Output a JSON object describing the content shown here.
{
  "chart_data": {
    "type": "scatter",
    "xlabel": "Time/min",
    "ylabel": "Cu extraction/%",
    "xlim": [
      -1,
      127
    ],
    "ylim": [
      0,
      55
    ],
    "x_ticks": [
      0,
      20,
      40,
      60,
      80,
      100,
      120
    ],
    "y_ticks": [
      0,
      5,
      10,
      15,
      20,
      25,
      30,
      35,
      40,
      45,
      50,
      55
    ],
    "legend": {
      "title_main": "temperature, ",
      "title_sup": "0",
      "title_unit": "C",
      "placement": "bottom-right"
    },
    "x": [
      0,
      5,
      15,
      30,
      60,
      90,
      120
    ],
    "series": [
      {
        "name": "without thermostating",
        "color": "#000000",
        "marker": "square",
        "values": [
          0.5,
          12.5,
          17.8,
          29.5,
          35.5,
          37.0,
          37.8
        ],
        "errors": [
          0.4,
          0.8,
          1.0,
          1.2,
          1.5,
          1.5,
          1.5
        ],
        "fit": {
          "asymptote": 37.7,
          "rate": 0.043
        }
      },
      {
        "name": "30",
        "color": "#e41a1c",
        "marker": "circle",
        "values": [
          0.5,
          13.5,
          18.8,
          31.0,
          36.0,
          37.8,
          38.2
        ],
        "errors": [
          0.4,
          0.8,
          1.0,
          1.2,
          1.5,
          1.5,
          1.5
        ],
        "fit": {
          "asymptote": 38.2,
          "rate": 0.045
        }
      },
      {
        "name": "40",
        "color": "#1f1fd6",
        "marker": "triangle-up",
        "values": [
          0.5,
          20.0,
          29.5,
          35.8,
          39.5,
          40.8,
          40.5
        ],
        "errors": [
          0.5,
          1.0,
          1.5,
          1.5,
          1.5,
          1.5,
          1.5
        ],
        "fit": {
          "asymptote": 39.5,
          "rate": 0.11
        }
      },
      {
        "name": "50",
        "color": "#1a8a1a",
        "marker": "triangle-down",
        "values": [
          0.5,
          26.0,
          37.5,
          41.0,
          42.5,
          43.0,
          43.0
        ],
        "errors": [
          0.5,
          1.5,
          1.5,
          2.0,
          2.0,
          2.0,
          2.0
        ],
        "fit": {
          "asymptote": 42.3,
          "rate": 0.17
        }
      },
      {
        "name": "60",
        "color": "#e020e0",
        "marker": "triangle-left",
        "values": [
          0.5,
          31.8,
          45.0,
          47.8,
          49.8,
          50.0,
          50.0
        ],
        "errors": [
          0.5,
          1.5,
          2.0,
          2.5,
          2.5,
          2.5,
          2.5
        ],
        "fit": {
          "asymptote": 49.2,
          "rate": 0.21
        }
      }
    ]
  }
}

....

### WHAT TO DO
Give only the number of lines in the entries above that hold the string "name".

### TASK RESULT
5